▶ _GIVEN EXERCISE_:
Determine which lines contain the word "نجارة", then copy those lines.
═══ THE INPUT
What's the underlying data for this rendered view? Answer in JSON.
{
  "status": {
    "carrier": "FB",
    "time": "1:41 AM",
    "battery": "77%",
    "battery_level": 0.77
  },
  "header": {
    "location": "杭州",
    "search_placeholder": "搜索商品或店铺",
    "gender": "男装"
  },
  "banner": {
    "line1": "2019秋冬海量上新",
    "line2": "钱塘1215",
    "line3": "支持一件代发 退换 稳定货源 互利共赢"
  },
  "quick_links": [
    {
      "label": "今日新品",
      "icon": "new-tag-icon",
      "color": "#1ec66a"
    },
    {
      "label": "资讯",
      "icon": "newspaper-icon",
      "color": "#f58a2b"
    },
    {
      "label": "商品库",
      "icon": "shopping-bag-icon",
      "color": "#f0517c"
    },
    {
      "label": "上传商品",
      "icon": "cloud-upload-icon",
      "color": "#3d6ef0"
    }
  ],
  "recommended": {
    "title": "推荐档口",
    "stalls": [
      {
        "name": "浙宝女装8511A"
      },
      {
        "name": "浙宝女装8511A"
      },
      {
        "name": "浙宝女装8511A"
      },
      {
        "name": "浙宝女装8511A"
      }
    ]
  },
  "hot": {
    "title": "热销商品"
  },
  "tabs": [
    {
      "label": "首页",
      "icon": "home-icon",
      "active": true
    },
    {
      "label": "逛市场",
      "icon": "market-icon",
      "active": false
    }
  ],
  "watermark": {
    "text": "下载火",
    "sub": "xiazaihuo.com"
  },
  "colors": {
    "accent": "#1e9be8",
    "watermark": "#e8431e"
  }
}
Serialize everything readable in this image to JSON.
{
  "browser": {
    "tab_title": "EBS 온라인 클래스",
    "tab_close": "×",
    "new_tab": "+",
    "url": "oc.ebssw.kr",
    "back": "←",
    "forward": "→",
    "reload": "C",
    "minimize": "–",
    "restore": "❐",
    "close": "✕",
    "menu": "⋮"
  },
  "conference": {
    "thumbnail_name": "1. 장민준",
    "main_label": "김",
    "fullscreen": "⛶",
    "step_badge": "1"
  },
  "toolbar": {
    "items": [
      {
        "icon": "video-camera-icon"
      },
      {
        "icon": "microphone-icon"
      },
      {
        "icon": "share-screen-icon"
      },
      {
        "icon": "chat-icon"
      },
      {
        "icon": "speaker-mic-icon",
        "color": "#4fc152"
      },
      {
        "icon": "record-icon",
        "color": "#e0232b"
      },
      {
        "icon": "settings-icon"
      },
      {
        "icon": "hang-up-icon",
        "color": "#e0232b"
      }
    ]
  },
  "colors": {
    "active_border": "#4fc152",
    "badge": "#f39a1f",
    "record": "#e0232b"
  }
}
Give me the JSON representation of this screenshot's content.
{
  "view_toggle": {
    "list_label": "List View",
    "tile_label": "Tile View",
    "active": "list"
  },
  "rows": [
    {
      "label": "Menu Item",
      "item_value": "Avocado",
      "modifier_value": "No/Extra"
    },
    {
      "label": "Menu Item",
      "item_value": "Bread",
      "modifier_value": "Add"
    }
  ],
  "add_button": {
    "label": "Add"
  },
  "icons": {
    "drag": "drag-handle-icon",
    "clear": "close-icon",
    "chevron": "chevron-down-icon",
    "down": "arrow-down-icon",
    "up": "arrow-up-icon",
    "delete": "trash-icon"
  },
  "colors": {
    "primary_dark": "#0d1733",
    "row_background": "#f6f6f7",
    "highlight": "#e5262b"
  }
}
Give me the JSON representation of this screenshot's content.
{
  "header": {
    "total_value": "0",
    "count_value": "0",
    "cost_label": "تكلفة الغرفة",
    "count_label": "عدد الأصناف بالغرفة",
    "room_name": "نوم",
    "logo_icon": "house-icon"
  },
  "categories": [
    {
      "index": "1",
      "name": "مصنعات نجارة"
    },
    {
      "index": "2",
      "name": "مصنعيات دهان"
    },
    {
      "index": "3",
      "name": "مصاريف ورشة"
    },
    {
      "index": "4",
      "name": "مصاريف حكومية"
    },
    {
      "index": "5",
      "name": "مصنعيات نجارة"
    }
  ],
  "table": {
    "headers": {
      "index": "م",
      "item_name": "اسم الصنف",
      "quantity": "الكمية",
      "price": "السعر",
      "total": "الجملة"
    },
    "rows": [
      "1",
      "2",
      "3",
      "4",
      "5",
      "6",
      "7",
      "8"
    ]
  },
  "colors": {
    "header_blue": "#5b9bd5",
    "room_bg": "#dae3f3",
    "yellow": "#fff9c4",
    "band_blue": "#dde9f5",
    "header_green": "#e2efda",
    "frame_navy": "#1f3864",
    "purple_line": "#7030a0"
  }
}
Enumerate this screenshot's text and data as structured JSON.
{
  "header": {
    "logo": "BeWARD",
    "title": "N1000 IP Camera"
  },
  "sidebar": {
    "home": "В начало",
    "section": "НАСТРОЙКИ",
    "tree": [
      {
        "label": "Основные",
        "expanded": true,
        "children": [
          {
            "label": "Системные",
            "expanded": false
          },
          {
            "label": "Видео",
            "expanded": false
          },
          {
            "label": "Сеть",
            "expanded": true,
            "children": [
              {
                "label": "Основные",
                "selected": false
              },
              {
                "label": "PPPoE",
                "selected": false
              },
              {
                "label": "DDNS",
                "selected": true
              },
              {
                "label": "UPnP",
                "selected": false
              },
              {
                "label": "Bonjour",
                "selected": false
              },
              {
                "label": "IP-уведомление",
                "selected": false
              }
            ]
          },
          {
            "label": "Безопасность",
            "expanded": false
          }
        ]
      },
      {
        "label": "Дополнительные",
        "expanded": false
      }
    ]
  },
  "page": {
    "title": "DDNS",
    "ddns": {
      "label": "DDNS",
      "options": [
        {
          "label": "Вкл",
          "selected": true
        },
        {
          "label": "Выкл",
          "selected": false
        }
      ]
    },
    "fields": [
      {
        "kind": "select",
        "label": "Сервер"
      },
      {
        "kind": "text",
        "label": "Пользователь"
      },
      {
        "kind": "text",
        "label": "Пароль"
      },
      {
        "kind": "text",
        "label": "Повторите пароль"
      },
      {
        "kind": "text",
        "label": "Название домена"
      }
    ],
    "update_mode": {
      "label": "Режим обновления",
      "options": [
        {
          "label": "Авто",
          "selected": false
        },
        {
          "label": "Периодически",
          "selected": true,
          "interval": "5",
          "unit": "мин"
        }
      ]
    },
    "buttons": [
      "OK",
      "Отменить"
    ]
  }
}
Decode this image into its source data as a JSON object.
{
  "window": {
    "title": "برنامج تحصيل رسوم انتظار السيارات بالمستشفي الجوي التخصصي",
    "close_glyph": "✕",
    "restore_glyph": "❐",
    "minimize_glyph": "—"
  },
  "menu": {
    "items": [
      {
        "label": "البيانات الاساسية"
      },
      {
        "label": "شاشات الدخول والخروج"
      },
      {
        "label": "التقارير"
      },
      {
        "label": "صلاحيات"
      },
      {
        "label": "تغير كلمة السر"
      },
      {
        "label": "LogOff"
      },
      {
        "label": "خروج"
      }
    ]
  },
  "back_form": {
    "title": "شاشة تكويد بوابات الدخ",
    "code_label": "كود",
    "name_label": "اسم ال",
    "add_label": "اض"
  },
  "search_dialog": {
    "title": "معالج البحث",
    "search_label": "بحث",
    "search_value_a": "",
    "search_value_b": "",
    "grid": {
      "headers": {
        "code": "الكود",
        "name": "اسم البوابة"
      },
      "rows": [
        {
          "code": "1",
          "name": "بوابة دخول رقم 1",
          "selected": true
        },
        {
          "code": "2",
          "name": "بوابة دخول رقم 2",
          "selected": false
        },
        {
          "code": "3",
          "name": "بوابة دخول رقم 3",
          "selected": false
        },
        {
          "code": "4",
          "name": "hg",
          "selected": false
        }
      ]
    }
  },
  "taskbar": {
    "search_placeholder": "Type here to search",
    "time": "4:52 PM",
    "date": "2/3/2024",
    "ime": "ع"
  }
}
══════
▶ _RESPONSE BELOW_:
      "name": "مصنعات نجارة"
      "name": "مصنعيات نجارة"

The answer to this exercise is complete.